INSTRUCTION
Return the lines where the word "세분화된" occurs.

ENTRIES SUPPLIED
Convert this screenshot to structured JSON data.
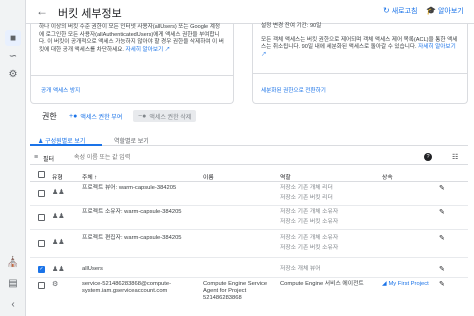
{
  "header": {
    "title": "버킷 세부정보",
    "refresh_label": "새로고침",
    "learn_label": "알아보기"
  },
  "cards": {
    "left": {
      "text": "하나 이상의 버킷 수준 권한이 모든 인터넷 사용자(allUsers) 또는 Google 계정에 로그인한 모든 사용자(allAuthenticatedUsers)에게 액세스 권한을 부여합니다. 이 버킷이 공개적으로 액세스 가능하지 않아야 할 경우 권한을 삭제하여 이 버킷에 대한 공개 액세스를 차단하세요.",
      "learn_more": "자세히 알아보기",
      "footer_link": "공개 액세스 방지"
    },
    "right": {
      "line1": "설정 변경 잔여 기간: 90일",
      "text": "모든 객체 액세스는 버킷 권한으로 제어되며 객체 액세스 제어 목록(ACL)을 통한 액세스는 취소됩니다. 90일 내에 세분화된 액세스로 돌아갈 수 있습니다.",
      "learn_more": "자세히 알아보기",
      "footer_link": "세분화된 권한으로 전환하기"
    }
  },
  "permissions": {
    "title": "권한",
    "grant_label": "액세스 권한 부여",
    "remove_label": "액세스 권한 삭제"
  },
  "tabs": [
    {
      "label": "구성원별로 보기"
    },
    {
      "label": "역할별로 보기"
    }
  ],
  "filter": {
    "label": "필터",
    "placeholder": "속성 이름 또는 값 입력"
  },
  "table": {
    "headers": {
      "type": "유형",
      "principal": "주체",
      "name": "이름",
      "role": "역할",
      "inherited": "상속"
    },
    "rows": [
      {
        "principal": "프로젝트 뷰어: warm-capsule-384205",
        "name": "",
        "role": [
          "저장소 기존 개체 리더",
          "저장소 기존 버킷 리더"
        ],
        "inherited": ""
      },
      {
        "principal": "프로젝트 소유자: warm-capsule-384205",
        "name": "",
        "role": [
          "저장소 기존 개체 소유자",
          "저장소 기존 버킷 소유자"
        ],
        "inherited": ""
      },
      {
        "principal": "프로젝트 편집자: warm-capsule-384205",
        "name": "",
        "role": [
          "저장소 기존 개체 소유자",
          "저장소 기존 버킷 소유자"
        ],
        "inherited": ""
      },
      {
        "principal": "allUsers",
        "name": "",
        "role": [
          "저장소 개체 뷰어"
        ],
        "inherited": ""
      },
      {
        "principal": "service-521486283868@compute-system.iam.gserviceaccount.com",
        "name": "Compute Engine Service Agent for Project 521486283868",
        "role": [
          "Compute Engine 서비스 에이전트"
        ],
        "inherited": "My First Project"
      }
    ]
  }
}
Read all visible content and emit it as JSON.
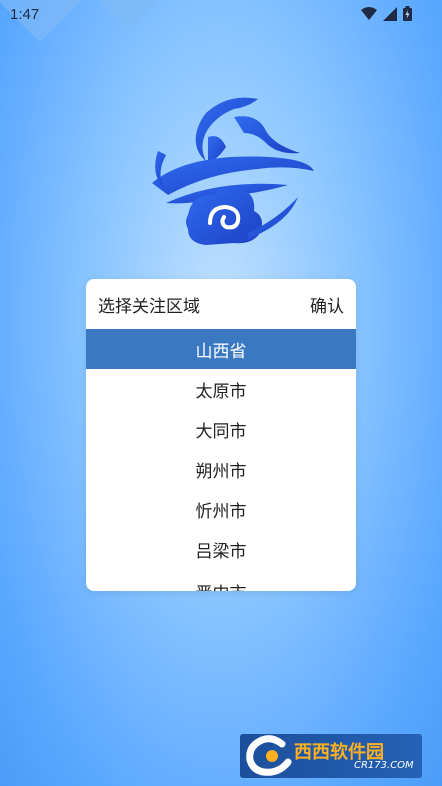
{
  "status_bar": {
    "time": "1:47"
  },
  "dialog": {
    "title": "选择关注区域",
    "confirm_label": "确认",
    "items": [
      "山西省",
      "太原市",
      "大同市",
      "朔州市",
      "忻州市",
      "吕梁市",
      "晋中市"
    ],
    "selected_index": 0
  },
  "watermark": {
    "brand": "西西软件园",
    "url": "CR173.COM"
  },
  "colors": {
    "selected_row": "#3a79c1",
    "logo_blue": "#2b59d8"
  }
}
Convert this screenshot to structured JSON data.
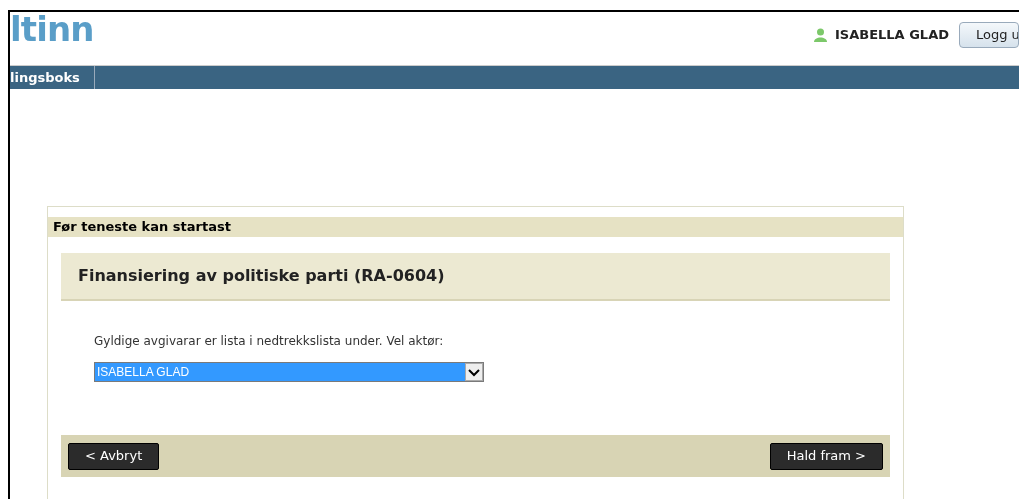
{
  "header": {
    "logo": "ltinn",
    "user": "ISABELLA GLAD",
    "logout_button": "Logg u"
  },
  "nav": {
    "items": [
      {
        "label": "lingsboks",
        "selected": true
      }
    ]
  },
  "dialog": {
    "title": "Før teneste kan startast",
    "service_title": "Finansiering av politiske parti (RA-0604)",
    "instruction": "Gyldige avgivarar er lista i nedtrekkslista under. Vel aktør:",
    "select": {
      "value": "ISABELLA GLAD"
    },
    "buttons": [
      {
        "label": "< Avbryt"
      },
      {
        "label": "Hald fram >"
      }
    ]
  }
}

ANSWER BELOW
      "text": "모든 객체 액세스는 버킷 권한으로 제어되며 객체 액세스 제어 목록(ACL)을 통한 액세스는 취소됩니다. 90일 내에 세분화된 액세스로 돌아갈 수 있습니다.",
      "footer_link": "세분화된 권한으로 전환하기"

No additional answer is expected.